The problem
Could you print all the entries exactly?

Begin Extracted entries

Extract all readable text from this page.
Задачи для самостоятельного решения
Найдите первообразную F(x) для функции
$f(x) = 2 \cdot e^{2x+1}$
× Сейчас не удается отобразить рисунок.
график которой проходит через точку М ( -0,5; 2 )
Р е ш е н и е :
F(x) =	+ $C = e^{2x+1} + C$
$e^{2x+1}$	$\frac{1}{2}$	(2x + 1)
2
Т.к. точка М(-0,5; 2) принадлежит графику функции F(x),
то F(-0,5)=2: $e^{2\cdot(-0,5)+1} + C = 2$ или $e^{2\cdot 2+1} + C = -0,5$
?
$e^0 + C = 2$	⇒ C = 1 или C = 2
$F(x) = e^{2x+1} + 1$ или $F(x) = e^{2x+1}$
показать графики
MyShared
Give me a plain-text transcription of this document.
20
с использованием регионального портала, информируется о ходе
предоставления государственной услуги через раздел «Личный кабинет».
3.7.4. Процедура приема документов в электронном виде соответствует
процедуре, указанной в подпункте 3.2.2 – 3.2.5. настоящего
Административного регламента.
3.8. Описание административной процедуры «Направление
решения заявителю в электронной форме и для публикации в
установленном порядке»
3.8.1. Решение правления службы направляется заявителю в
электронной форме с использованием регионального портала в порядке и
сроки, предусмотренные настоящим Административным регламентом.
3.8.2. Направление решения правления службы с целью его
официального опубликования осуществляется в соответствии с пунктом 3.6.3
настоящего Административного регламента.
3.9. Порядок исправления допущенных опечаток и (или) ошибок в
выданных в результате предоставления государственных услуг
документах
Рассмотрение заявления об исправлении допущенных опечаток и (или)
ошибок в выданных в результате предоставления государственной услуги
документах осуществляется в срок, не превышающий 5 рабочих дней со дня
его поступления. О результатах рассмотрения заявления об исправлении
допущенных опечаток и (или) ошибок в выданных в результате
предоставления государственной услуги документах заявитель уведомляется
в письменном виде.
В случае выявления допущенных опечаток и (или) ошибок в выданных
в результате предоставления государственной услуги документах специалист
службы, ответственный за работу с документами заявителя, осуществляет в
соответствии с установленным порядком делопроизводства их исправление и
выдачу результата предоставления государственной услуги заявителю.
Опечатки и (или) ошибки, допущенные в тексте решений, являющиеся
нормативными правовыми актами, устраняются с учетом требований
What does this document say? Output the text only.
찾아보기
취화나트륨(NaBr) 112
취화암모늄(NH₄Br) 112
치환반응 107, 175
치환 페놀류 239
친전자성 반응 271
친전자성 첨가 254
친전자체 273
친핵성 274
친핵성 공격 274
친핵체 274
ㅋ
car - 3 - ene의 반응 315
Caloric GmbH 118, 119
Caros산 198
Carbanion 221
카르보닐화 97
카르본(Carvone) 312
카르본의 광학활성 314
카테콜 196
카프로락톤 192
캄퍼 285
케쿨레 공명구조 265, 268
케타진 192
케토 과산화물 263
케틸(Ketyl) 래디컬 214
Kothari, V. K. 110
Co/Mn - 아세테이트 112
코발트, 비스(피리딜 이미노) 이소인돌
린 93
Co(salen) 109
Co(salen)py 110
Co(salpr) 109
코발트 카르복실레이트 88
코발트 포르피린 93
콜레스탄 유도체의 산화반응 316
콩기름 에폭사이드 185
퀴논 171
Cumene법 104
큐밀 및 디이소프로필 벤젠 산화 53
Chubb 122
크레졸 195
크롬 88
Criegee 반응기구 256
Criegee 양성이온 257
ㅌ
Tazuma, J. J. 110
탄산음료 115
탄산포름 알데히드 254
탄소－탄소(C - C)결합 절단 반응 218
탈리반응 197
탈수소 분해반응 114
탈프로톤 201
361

End Extracted entries

The reply
Extract all readable text from this page.
Задачи для самостоятельного решения
Найдите первообразную F(x) для функции
$f(x) = 2 \cdot e^{2x+1}$
× Сейчас не удается отобразить рисунок.
график которой проходит через точку М ( -0,5; 2 )
Р е ш е н и е :
F(x) =	+ $C = e^{2x+1} + C$
$e^{2x+1}$	$\frac{1}{2}$	(2x + 1)
2
Т.к. точка М(-0,5; 2) принадлежит графику функции F(x),
то F(-0,5)=2: $e^{2\cdot(-0,5)+1} + C = 2$ или $e^{2\cdot 2+1} + C = -0,5$
?
$e^0 + C = 2$	⇒ C = 1 или C = 2
$F(x) = e^{2x+1} + 1$ или $F(x) = e^{2x+1}$
показать графики
MyShared
Give me a plain-text transcription of this document.
20
с использованием регионального портала, информируется о ходе
предоставления государственной услуги через раздел «Личный кабинет».
3.7.4. Процедура приема документов в электронном виде соответствует
процедуре, указанной в подпункте 3.2.2 – 3.2.5. настоящего
Административного регламента.
3.8. Описание административной процедуры «Направление
решения заявителю в электронной форме и для публикации в
установленном порядке»
3.8.1. Решение правления службы направляется заявителю в
электронной форме с использованием регионального портала в порядке и
сроки, предусмотренные настоящим Административным регламентом.
3.8.2. Направление решения правления службы с целью его
официального опубликования осуществляется в соответствии с пунктом 3.6.3
настоящего Административного регламента.
3.9. Порядок исправления допущенных опечаток и (или) ошибок в
выданных в результате предоставления государственных услуг
документах
Рассмотрение заявления об исправлении допущенных опечаток и (или)
ошибок в выданных в результате предоставления государственной услуги
документах осуществляется в срок, не превышающий 5 рабочих дней со дня
его поступления. О результатах рассмотрения заявления об исправлении
допущенных опечаток и (или) ошибок в выданных в результате
предоставления государственной услуги документах заявитель уведомляется
в письменном виде.
В случае выявления допущенных опечаток и (или) ошибок в выданных
в результате предоставления государственной услуги документах специалист
службы, ответственный за работу с документами заявителя, осуществляет в
соответствии с установленным порядком делопроизводства их исправление и
выдачу результата предоставления государственной услуги заявителю.
Опечатки и (или) ошибки, допущенные в тексте решений, являющиеся
нормативными правовыми актами, устраняются с учетом требований
What does this document say? Output the text only.
찾아보기
취화나트륨(NaBr) 112
취화암모늄(NH₄Br) 112
치환반응 107, 175
치환 페놀류 239
친전자성 반응 271
친전자성 첨가 254
친전자체 273
친핵성 274
친핵성 공격 274
친핵체 274
ㅋ
car - 3 - ene의 반응 315
Caloric GmbH 118, 119
Caros산 198
Carbanion 221
카르보닐화 97
카르본(Carvone) 312
카르본의 광학활성 314
카테콜 196
카프로락톤 192
캄퍼 285
케쿨레 공명구조 265, 268
케타진 192
케토 과산화물 263
케틸(Ketyl) 래디컬 214
Kothari, V. K. 110
Co/Mn - 아세테이트 112
코발트, 비스(피리딜 이미노) 이소인돌
린 93
Co(salen) 109
Co(salen)py 110
Co(salpr) 109
코발트 카르복실레이트 88
코발트 포르피린 93
콜레스탄 유도체의 산화반응 316
콩기름 에폭사이드 185
퀴논 171
Cumene법 104
큐밀 및 디이소프로필 벤젠 산화 53
Chubb 122
크레졸 195
크롬 88
Criegee 반응기구 256
Criegee 양성이온 257
ㅌ
Tazuma, J. J. 110
탄산음료 115
탄산포름 알데히드 254
탄소－탄소(C - C)결합 절단 반응 218
탈리반응 197
탈수소 분해반응 114
탈프로톤 201
361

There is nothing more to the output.